- [GOAL]
Do not carry the pictures over; copy every other part of the entries exactly.

━━━━

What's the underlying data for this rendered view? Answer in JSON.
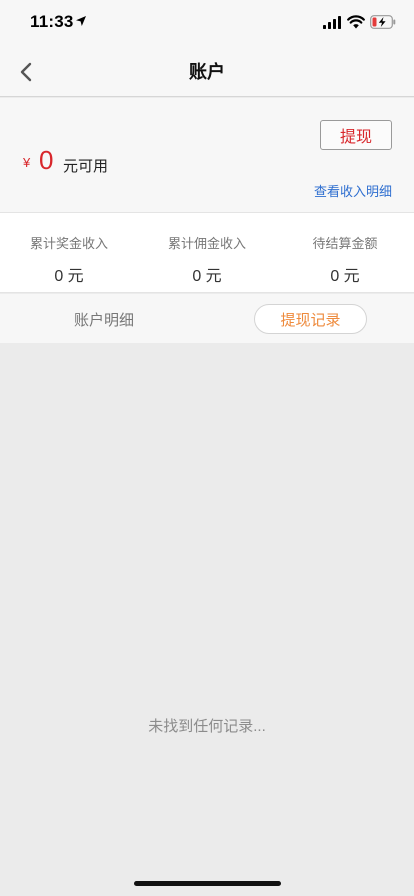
{
  "status_bar": {
    "time": "11:33"
  },
  "nav": {
    "title": "账户"
  },
  "balance": {
    "currency_symbol": "¥",
    "amount": "0",
    "unit_label": "元可用",
    "withdraw_button": "提现",
    "income_detail_link": "查看收入明细"
  },
  "stats": [
    {
      "label": "累计奖金收入",
      "value": "0 元"
    },
    {
      "label": "累计佣金收入",
      "value": "0 元"
    },
    {
      "label": "待结算金额",
      "value": "0 元"
    }
  ],
  "tabs": [
    {
      "label": "账户明细",
      "active": false
    },
    {
      "label": "提现记录",
      "active": true
    }
  ],
  "empty_state": {
    "message": "未找到任何记录..."
  },
  "colors": {
    "accent_red": "#d8262b",
    "link_blue": "#2f6fd0",
    "active_tab_orange": "#ee8a3c"
  }
}
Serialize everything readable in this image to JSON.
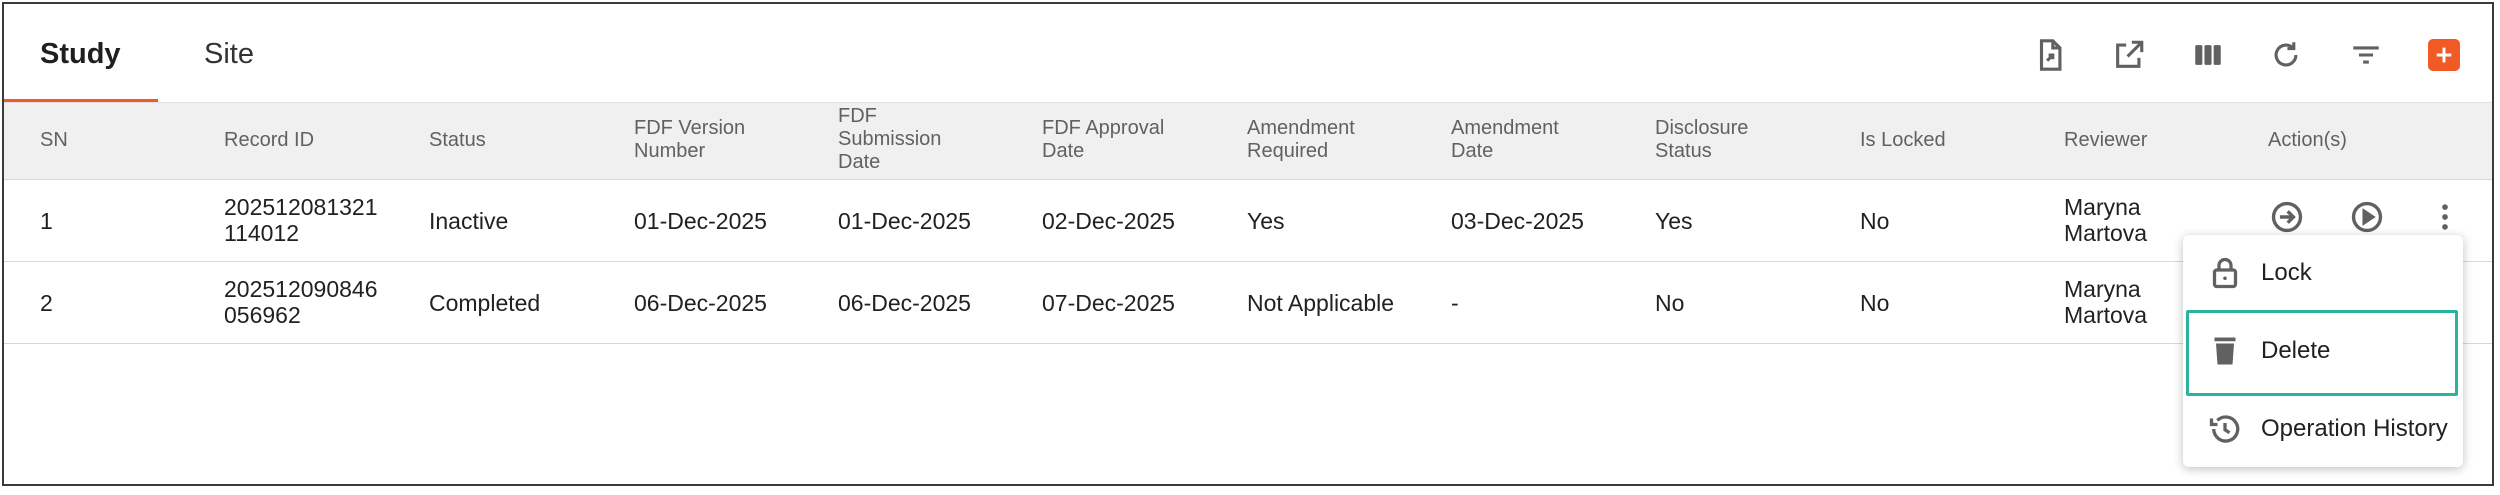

━━━━

- [EXERCISE SOLUTION]
What's the underlying data for this rendered view? Answer in JSON.
{
  "status_bar": {
    "time": "11:33"
  },
  "nav": {
    "title": "账户"
  },
  "balance": {
    "currency_symbol": "¥",
    "amount": "0",
    "unit_label": "元可用",
    "withdraw_button": "提现",
    "income_detail_link": "查看收入明细"
  },
  "stats": [
    {
      "label": "累计奖金收入",
      "value": "0 元"
    },
    {
      "label": "累计佣金收入",
      "value": "0 元"
    },
    {
      "label": "待结算金额",
      "value": "0 元"
    }
  ],
  "tabs": [
    {
      "label": "账户明细",
      "active": false
    },
    {
      "label": "提现记录",
      "active": true
    }
  ],
  "empty_state": {
    "message": "未找到任何记录..."
  },
  "colors": {
    "accent_red": "#d8262b",
    "link_blue": "#2f6fd0",
    "active_tab_orange": "#ee8a3c"
  }
}
Serialize everything readable in this image to JSON.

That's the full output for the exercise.